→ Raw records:
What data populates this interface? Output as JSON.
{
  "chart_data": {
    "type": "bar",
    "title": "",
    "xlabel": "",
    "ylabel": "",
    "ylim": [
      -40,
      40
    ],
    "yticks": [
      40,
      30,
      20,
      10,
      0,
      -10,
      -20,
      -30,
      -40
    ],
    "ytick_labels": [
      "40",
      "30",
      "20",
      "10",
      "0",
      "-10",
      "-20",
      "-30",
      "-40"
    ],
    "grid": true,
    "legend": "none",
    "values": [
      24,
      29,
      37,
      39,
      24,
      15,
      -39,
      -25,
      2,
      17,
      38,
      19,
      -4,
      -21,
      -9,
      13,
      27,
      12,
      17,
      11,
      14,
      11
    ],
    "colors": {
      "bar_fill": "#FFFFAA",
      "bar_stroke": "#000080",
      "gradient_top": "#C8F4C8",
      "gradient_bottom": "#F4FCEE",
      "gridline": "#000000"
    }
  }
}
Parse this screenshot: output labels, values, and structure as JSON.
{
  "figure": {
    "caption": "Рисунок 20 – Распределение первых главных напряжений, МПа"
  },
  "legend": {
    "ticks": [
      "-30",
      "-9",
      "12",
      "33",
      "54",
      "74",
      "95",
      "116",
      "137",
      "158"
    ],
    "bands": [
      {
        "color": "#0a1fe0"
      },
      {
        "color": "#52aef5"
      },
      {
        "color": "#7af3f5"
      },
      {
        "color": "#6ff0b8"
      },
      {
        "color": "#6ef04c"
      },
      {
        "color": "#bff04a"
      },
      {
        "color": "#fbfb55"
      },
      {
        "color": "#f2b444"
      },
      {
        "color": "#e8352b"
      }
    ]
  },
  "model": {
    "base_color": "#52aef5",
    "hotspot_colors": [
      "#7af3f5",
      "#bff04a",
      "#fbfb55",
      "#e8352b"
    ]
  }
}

→ The problem: Extract every record. Keep wording exact.

→ Answer to this task:
What data populates this interface? Output as JSON.
{
  "chart_data": {
    "type": "bar",
    "title": "",
    "xlabel": "",
    "ylabel": "",
    "ylim": [
      -40,
      40
    ],
    "yticks": [
      40,
      30,
      20,
      10,
      0,
      -10,
      -20,
      -30,
      -40
    ],
    "ytick_labels": [
      "40",
      "30",
      "20",
      "10",
      "0",
      "-10",
      "-20",
      "-30",
      "-40"
    ],
    "grid": true,
    "legend": "none",
    "values": [
      24,
      29,
      37,
      39,
      24,
      15,
      -39,
      -25,
      2,
      17,
      38,
      19,
      -4,
      -21,
      -9,
      13,
      27,
      12,
      17,
      11,
      14,
      11
    ],
    "colors": {
      "bar_fill": "#FFFFAA",
      "bar_stroke": "#000080",
      "gradient_top": "#C8F4C8",
      "gradient_bottom": "#F4FCEE",
      "gridline": "#000000"
    }
  }
}
Parse this screenshot: output labels, values, and structure as JSON.
{
  "figure": {
    "caption": "Рисунок 20 – Распределение первых главных напряжений, МПа"
  },
  "legend": {
    "ticks": [
      "-30",
      "-9",
      "12",
      "33",
      "54",
      "74",
      "95",
      "116",
      "137",
      "158"
    ],
    "bands": [
      {
        "color": "#0a1fe0"
      },
      {
        "color": "#52aef5"
      },
      {
        "color": "#7af3f5"
      },
      {
        "color": "#6ff0b8"
      },
      {
        "color": "#6ef04c"
      },
      {
        "color": "#bff04a"
      },
      {
        "color": "#fbfb55"
      },
      {
        "color": "#f2b444"
      },
      {
        "color": "#e8352b"
      }
    ]
  },
  "model": {
    "base_color": "#52aef5",
    "hotspot_colors": [
      "#7af3f5",
      "#bff04a",
      "#fbfb55",
      "#e8352b"
    ]
  }
}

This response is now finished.